> [GIVEN REQUEST]: Collect all lines below with the string "Ваші".

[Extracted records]
******
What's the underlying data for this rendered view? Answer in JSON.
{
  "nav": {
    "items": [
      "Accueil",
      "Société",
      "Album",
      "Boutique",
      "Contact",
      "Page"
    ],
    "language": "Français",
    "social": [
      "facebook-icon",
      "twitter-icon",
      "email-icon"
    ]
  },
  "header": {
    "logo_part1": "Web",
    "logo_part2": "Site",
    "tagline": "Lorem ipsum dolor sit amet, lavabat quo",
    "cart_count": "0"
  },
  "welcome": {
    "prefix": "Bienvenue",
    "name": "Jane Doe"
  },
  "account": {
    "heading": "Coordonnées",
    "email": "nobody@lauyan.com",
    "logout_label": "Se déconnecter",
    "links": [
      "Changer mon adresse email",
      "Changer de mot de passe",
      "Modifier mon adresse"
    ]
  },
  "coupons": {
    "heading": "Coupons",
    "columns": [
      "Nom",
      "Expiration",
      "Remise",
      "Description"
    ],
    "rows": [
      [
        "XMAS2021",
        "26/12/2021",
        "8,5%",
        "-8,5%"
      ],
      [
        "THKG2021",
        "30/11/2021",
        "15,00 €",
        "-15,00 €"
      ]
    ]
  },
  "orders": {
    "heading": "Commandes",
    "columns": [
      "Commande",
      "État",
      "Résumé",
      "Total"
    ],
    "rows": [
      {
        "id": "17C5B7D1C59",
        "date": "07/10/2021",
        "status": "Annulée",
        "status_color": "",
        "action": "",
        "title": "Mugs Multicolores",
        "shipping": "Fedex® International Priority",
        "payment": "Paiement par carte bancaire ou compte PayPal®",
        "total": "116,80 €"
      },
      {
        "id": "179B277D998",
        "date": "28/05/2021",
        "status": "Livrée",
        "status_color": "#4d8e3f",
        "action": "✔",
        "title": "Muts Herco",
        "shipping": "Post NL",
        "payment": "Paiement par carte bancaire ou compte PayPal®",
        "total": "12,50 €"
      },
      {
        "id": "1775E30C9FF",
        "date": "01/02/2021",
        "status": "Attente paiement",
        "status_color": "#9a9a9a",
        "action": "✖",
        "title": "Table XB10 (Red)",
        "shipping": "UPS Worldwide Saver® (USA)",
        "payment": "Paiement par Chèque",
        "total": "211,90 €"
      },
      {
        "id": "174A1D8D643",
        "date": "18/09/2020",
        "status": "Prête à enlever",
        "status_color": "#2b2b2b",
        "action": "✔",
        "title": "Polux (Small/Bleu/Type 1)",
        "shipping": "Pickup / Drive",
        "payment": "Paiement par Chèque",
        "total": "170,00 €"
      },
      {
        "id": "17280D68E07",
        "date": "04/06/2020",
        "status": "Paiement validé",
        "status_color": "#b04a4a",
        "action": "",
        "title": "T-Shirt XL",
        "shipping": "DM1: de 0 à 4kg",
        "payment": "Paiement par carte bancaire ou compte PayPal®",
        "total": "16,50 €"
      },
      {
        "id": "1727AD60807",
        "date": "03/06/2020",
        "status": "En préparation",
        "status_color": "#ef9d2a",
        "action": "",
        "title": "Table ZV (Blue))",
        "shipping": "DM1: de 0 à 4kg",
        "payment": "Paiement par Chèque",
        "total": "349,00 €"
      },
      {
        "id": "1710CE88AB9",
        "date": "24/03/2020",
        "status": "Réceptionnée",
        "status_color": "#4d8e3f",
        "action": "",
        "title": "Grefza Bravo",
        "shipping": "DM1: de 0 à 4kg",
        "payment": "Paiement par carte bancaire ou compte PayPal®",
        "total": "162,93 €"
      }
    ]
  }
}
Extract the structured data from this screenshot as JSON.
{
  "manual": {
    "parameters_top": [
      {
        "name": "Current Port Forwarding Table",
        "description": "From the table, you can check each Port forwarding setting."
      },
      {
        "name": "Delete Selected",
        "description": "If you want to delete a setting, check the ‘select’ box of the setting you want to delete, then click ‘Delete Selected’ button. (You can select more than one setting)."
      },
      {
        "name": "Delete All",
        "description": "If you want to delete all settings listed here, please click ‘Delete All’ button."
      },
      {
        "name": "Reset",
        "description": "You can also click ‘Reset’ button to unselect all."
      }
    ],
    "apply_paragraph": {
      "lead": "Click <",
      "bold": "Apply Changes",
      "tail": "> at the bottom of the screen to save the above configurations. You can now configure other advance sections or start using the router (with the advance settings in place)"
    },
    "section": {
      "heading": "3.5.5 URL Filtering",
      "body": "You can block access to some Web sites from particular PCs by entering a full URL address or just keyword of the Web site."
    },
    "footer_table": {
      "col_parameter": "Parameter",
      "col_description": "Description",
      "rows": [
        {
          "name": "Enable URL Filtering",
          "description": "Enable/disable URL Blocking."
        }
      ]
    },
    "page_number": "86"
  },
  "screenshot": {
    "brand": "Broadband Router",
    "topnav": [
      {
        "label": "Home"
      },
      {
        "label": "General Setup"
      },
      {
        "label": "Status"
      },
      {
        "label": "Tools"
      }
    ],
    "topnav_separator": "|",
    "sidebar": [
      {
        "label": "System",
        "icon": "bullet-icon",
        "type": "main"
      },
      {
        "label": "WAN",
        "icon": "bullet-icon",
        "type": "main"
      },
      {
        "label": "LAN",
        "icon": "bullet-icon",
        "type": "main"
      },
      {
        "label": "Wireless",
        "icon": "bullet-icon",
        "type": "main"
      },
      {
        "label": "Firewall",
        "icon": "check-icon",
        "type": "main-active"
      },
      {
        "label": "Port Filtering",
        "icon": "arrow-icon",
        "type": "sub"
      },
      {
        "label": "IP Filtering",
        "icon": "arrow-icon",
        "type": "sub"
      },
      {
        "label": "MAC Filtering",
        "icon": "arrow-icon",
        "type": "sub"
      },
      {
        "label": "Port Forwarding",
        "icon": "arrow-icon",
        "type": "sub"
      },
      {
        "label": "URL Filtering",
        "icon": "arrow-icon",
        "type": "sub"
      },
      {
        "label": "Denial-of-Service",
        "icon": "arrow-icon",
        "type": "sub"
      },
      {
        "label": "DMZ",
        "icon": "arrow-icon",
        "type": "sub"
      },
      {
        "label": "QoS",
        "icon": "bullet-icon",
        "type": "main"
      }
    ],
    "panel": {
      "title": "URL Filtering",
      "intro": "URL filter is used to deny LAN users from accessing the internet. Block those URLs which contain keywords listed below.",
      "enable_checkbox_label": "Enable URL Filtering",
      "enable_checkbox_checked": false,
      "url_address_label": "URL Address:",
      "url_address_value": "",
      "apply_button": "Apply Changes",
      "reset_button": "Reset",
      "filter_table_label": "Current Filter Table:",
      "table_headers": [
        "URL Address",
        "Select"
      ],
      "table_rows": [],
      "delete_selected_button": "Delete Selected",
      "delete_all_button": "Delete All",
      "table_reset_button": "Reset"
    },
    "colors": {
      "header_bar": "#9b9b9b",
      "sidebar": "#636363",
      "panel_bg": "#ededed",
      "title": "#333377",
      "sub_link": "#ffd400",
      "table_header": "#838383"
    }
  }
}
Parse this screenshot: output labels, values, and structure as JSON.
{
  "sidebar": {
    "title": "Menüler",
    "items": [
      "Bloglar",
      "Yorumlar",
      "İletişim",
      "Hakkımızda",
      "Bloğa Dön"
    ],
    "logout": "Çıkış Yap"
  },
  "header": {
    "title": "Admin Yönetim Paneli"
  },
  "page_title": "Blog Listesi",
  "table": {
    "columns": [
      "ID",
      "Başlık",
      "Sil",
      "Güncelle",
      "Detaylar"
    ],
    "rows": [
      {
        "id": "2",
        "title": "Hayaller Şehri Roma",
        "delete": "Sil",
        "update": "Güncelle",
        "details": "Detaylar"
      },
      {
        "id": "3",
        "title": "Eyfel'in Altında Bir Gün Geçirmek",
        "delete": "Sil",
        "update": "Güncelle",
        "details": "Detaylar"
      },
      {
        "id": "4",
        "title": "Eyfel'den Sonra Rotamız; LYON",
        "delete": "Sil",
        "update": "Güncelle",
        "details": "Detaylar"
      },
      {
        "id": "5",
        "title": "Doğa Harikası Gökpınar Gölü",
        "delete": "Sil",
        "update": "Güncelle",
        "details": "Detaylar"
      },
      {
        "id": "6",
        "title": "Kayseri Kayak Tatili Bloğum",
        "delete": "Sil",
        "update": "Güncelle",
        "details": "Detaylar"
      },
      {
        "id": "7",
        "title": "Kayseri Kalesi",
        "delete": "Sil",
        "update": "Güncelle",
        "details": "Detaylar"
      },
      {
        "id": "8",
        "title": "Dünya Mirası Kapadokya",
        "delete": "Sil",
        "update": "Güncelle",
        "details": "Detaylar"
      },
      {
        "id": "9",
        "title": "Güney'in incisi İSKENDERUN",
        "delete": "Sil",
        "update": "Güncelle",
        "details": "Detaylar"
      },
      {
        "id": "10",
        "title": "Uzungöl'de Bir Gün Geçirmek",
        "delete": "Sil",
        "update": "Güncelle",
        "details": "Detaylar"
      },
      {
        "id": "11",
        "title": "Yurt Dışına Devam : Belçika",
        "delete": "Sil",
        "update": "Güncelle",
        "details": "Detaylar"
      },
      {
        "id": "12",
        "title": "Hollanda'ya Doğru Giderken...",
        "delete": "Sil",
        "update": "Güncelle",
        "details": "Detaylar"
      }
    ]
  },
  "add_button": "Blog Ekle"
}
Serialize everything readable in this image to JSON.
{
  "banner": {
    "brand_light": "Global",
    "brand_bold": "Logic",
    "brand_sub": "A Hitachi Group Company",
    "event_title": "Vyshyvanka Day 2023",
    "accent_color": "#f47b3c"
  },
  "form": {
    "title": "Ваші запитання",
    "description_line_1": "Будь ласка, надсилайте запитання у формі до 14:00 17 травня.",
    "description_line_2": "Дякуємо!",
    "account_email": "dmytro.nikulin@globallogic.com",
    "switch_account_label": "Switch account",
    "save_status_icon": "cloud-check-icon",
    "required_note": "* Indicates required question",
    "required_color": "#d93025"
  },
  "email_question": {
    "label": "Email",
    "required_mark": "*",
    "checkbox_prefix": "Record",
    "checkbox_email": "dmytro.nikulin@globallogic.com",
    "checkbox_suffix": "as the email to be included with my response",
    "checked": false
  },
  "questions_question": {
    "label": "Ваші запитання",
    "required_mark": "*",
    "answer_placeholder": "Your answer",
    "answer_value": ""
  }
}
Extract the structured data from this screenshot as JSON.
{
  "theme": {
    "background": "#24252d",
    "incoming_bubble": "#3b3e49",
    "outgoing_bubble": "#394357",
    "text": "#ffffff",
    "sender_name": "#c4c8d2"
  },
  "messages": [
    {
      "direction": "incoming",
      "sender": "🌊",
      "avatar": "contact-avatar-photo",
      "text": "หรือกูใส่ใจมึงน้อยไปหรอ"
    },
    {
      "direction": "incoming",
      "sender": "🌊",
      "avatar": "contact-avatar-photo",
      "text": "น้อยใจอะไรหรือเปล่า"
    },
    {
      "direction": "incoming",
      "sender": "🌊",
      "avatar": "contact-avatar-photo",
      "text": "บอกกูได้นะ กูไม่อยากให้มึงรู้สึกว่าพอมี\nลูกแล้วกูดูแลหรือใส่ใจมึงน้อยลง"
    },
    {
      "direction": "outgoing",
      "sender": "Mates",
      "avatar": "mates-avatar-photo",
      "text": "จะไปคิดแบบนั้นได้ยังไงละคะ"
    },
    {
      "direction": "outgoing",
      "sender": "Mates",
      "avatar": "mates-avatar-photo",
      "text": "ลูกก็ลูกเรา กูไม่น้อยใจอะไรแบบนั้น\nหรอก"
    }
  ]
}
******
> [WRITTEN REPLY]:
    "title": "Ваші запитання",
    "label": "Ваші запитання",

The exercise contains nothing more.